* **PROBLEM STATEMENT**:
Every line that includes the word "пищеварения" is to be listed.

────

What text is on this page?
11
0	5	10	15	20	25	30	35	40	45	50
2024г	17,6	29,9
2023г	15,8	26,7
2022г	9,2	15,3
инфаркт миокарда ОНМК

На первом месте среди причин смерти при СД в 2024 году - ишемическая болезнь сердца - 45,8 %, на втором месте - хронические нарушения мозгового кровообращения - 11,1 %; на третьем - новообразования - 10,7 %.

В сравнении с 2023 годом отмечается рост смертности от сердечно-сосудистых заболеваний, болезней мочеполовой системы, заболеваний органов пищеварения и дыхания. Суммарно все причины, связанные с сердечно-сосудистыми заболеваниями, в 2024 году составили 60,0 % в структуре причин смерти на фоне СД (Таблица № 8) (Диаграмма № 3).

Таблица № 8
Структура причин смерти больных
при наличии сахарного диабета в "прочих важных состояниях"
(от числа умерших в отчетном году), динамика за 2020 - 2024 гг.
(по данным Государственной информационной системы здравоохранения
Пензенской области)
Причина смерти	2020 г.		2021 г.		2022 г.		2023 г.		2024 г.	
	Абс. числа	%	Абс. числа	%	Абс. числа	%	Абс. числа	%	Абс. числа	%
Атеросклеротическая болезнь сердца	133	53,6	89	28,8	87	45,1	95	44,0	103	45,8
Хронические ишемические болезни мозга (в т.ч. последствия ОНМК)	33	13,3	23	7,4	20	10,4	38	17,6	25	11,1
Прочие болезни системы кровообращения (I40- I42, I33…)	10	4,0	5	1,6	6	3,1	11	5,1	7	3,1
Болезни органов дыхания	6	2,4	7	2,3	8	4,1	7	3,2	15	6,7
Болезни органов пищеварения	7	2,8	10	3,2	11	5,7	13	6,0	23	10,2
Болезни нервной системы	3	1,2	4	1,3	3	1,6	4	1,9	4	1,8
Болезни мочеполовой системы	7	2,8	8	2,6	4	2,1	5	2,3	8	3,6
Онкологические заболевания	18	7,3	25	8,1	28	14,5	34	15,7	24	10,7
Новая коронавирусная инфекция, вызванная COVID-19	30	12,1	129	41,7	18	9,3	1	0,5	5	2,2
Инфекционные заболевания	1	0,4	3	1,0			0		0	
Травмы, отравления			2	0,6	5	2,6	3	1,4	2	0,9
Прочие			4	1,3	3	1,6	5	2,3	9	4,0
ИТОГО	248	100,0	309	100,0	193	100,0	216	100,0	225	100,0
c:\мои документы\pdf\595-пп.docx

────

* **REPLY TO THE EXERCISE**:
В сравнении с 2023 годом отмечается рост смертности от сердечно-сосудистых заболеваний, болезней мочеполовой системы, заболеваний органов пищеварения и дыхания. Суммарно все причины, связанные с сердечно-сосудистыми заболеваниями, в 2024 году составили 60,0 % в структуре причин смерти на фоне СД (Таблица № 8) (Диаграмма № 3).
Болезни органов пищеварения	7	2,8	10	3,2	11	5,7	13	6,0	23	10,2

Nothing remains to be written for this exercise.